** Information supplied **

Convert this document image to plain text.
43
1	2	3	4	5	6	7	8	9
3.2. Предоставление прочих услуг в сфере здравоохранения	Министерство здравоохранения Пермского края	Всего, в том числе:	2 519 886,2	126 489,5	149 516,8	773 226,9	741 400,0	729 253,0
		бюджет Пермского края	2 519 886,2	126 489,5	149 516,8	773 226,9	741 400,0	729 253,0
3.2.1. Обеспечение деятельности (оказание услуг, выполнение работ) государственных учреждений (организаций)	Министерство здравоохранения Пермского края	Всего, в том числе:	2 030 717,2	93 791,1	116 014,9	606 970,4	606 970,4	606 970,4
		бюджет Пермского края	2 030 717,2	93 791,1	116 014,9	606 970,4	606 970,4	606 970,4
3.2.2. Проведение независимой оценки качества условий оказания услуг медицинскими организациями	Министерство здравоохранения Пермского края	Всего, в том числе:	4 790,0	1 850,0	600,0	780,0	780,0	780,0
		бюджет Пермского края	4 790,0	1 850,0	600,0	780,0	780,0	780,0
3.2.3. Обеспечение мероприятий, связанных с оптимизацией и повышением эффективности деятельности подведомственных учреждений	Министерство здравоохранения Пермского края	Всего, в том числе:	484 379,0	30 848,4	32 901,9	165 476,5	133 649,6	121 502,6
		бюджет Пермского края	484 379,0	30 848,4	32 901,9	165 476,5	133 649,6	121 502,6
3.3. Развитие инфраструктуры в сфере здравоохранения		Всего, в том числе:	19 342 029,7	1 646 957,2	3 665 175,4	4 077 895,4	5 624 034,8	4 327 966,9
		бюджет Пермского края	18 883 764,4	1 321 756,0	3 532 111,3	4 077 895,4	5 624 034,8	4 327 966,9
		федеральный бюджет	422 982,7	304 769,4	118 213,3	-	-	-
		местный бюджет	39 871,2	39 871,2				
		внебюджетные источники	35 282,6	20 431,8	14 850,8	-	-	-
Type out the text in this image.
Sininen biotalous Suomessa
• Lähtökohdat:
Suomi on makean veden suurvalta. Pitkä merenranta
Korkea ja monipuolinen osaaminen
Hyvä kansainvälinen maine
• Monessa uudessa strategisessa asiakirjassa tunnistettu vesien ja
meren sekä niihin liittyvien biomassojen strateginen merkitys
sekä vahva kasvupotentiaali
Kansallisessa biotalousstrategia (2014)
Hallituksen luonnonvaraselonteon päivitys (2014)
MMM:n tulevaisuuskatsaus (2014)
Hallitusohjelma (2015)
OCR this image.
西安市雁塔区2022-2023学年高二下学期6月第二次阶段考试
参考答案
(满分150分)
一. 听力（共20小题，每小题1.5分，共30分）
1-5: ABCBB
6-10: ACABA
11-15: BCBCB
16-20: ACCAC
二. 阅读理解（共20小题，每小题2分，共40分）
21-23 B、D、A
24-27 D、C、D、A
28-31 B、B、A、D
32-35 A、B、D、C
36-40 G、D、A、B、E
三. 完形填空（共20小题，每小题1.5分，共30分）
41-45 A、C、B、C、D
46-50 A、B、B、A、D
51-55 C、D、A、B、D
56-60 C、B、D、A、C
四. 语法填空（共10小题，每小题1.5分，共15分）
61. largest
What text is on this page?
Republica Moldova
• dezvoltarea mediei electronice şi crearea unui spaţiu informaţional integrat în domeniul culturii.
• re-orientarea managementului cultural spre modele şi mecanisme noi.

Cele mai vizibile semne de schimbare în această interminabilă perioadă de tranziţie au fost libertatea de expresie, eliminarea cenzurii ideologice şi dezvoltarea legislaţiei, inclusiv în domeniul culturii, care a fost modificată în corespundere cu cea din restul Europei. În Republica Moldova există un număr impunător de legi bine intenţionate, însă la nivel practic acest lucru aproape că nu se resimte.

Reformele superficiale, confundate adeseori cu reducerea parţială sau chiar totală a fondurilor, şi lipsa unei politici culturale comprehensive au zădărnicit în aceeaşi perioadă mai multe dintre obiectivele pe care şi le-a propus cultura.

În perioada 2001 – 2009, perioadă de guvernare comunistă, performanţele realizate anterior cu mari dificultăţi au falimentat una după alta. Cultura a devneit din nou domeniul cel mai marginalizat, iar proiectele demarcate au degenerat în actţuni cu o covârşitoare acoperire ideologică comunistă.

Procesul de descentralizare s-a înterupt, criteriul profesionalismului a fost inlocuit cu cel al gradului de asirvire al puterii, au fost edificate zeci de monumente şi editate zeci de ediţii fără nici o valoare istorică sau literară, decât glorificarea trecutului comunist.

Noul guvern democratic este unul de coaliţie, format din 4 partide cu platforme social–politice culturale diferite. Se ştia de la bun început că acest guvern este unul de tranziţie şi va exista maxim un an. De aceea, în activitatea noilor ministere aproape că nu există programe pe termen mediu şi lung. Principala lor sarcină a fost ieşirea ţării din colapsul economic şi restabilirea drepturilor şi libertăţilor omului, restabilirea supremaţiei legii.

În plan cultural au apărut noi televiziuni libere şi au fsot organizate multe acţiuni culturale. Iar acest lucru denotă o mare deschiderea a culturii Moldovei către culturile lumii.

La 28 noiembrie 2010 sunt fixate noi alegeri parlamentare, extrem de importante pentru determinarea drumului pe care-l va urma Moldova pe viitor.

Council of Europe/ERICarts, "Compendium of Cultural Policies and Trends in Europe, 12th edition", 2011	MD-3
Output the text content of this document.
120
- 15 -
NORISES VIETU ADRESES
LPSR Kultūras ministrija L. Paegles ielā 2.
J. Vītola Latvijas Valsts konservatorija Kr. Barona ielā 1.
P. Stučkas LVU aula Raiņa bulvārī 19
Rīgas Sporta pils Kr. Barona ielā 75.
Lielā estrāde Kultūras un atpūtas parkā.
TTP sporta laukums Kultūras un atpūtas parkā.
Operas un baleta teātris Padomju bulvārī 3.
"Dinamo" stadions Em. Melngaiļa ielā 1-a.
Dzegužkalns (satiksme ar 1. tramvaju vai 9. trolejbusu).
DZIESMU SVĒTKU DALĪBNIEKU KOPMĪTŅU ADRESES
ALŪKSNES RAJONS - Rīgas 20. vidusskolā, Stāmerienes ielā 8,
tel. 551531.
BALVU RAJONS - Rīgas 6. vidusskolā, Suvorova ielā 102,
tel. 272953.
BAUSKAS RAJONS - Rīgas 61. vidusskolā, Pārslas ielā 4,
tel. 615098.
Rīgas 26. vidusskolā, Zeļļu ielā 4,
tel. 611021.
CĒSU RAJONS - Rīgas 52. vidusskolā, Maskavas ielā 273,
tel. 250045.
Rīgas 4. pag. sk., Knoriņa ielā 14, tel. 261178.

** Task requirements **
Repeat every line of the data, exactly and in full.

** Written answer **
Convert this document image to plain text.
43
1	2	3	4	5	6	7	8	9
3.2. Предоставление прочих услуг в сфере здравоохранения	Министерство здравоохранения Пермского края	Всего, в том числе:	2 519 886,2	126 489,5	149 516,8	773 226,9	741 400,0	729 253,0
		бюджет Пермского края	2 519 886,2	126 489,5	149 516,8	773 226,9	741 400,0	729 253,0
3.2.1. Обеспечение деятельности (оказание услуг, выполнение работ) государственных учреждений (организаций)	Министерство здравоохранения Пермского края	Всего, в том числе:	2 030 717,2	93 791,1	116 014,9	606 970,4	606 970,4	606 970,4
		бюджет Пермского края	2 030 717,2	93 791,1	116 014,9	606 970,4	606 970,4	606 970,4
3.2.2. Проведение независимой оценки качества условий оказания услуг медицинскими организациями	Министерство здравоохранения Пермского края	Всего, в том числе:	4 790,0	1 850,0	600,0	780,0	780,0	780,0
		бюджет Пермского края	4 790,0	1 850,0	600,0	780,0	780,0	780,0
3.2.3. Обеспечение мероприятий, связанных с оптимизацией и повышением эффективности деятельности подведомственных учреждений	Министерство здравоохранения Пермского края	Всего, в том числе:	484 379,0	30 848,4	32 901,9	165 476,5	133 649,6	121 502,6
		бюджет Пермского края	484 379,0	30 848,4	32 901,9	165 476,5	133 649,6	121 502,6
3.3. Развитие инфраструктуры в сфере здравоохранения		Всего, в том числе:	19 342 029,7	1 646 957,2	3 665 175,4	4 077 895,4	5 624 034,8	4 327 966,9
		бюджет Пермского края	18 883 764,4	1 321 756,0	3 532 111,3	4 077 895,4	5 624 034,8	4 327 966,9
		федеральный бюджет	422 982,7	304 769,4	118 213,3	-	-	-
		местный бюджет	39 871,2	39 871,2				
		внебюджетные источники	35 282,6	20 431,8	14 850,8	-	-	-
Type out the text in this image.
Sininen biotalous Suomessa
• Lähtökohdat:
Suomi on makean veden suurvalta. Pitkä merenranta
Korkea ja monipuolinen osaaminen
Hyvä kansainvälinen maine
• Monessa uudessa strategisessa asiakirjassa tunnistettu vesien ja
meren sekä niihin liittyvien biomassojen strateginen merkitys
sekä vahva kasvupotentiaali
Kansallisessa biotalousstrategia (2014)
Hallituksen luonnonvaraselonteon päivitys (2014)
MMM:n tulevaisuuskatsaus (2014)
Hallitusohjelma (2015)
OCR this image.
西安市雁塔区2022-2023学年高二下学期6月第二次阶段考试
参考答案
(满分150分)
一. 听力（共20小题，每小题1.5分，共30分）
1-5: ABCBB
6-10: ACABA
11-15: BCBCB
16-20: ACCAC
二. 阅读理解（共20小题，每小题2分，共40分）
21-23 B、D、A
24-27 D、C、D、A
28-31 B、B、A、D
32-35 A、B、D、C
36-40 G、D、A、B、E
三. 完形填空（共20小题，每小题1.5分，共30分）
41-45 A、C、B、C、D
46-50 A、B、B、A、D
51-55 C、D、A、B、D
56-60 C、B、D、A、C
四. 语法填空（共10小题，每小题1.5分，共15分）
61. largest
What text is on this page?
Republica Moldova
• dezvoltarea mediei electronice şi crearea unui spaţiu informaţional integrat în domeniul culturii.
• re-orientarea managementului cultural spre modele şi mecanisme noi.

Cele mai vizibile semne de schimbare în această interminabilă perioadă de tranziţie au fost libertatea de expresie, eliminarea cenzurii ideologice şi dezvoltarea legislaţiei, inclusiv în domeniul culturii, care a fost modificată în corespundere cu cea din restul Europei. În Republica Moldova există un număr impunător de legi bine intenţionate, însă la nivel practic acest lucru aproape că nu se resimte.

Reformele superficiale, confundate adeseori cu reducerea parţială sau chiar totală a fondurilor, şi lipsa unei politici culturale comprehensive au zădărnicit în aceeaşi perioadă mai multe dintre obiectivele pe care şi le-a propus cultura.

În perioada 2001 – 2009, perioadă de guvernare comunistă, performanţele realizate anterior cu mari dificultăţi au falimentat una după alta. Cultura a devneit din nou domeniul cel mai marginalizat, iar proiectele demarcate au degenerat în actţuni cu o covârşitoare acoperire ideologică comunistă.

Procesul de descentralizare s-a înterupt, criteriul profesionalismului a fost inlocuit cu cel al gradului de asirvire al puterii, au fost edificate zeci de monumente şi editate zeci de ediţii fără nici o valoare istorică sau literară, decât glorificarea trecutului comunist.

Noul guvern democratic este unul de coaliţie, format din 4 partide cu platforme social–politice culturale diferite. Se ştia de la bun început că acest guvern este unul de tranziţie şi va exista maxim un an. De aceea, în activitatea noilor ministere aproape că nu există programe pe termen mediu şi lung. Principala lor sarcină a fost ieşirea ţării din colapsul economic şi restabilirea drepturilor şi libertăţilor omului, restabilirea supremaţiei legii.

În plan cultural au apărut noi televiziuni libere şi au fsot organizate multe acţiuni culturale. Iar acest lucru denotă o mare deschiderea a culturii Moldovei către culturile lumii.

La 28 noiembrie 2010 sunt fixate noi alegeri parlamentare, extrem de importante pentru determinarea drumului pe care-l va urma Moldova pe viitor.

Council of Europe/ERICarts, "Compendium of Cultural Policies and Trends in Europe, 12th edition", 2011	MD-3
Output the text content of this document.
120
- 15 -
NORISES VIETU ADRESES
LPSR Kultūras ministrija L. Paegles ielā 2.
J. Vītola Latvijas Valsts konservatorija Kr. Barona ielā 1.
P. Stučkas LVU aula Raiņa bulvārī 19
Rīgas Sporta pils Kr. Barona ielā 75.
Lielā estrāde Kultūras un atpūtas parkā.
TTP sporta laukums Kultūras un atpūtas parkā.
Operas un baleta teātris Padomju bulvārī 3.
"Dinamo" stadions Em. Melngaiļa ielā 1-a.
Dzegužkalns (satiksme ar 1. tramvaju vai 9. trolejbusu).
DZIESMU SVĒTKU DALĪBNIEKU KOPMĪTŅU ADRESES
ALŪKSNES RAJONS - Rīgas 20. vidusskolā, Stāmerienes ielā 8,
tel. 551531.
BALVU RAJONS - Rīgas 6. vidusskolā, Suvorova ielā 102,
tel. 272953.
BAUSKAS RAJONS - Rīgas 61. vidusskolā, Pārslas ielā 4,
tel. 615098.
Rīgas 26. vidusskolā, Zeļļu ielā 4,
tel. 611021.
CĒSU RAJONS - Rīgas 52. vidusskolā, Maskavas ielā 273,
tel. 250045.
Rīgas 4. pag. sk., Knoriņa ielā 14, tel. 261178.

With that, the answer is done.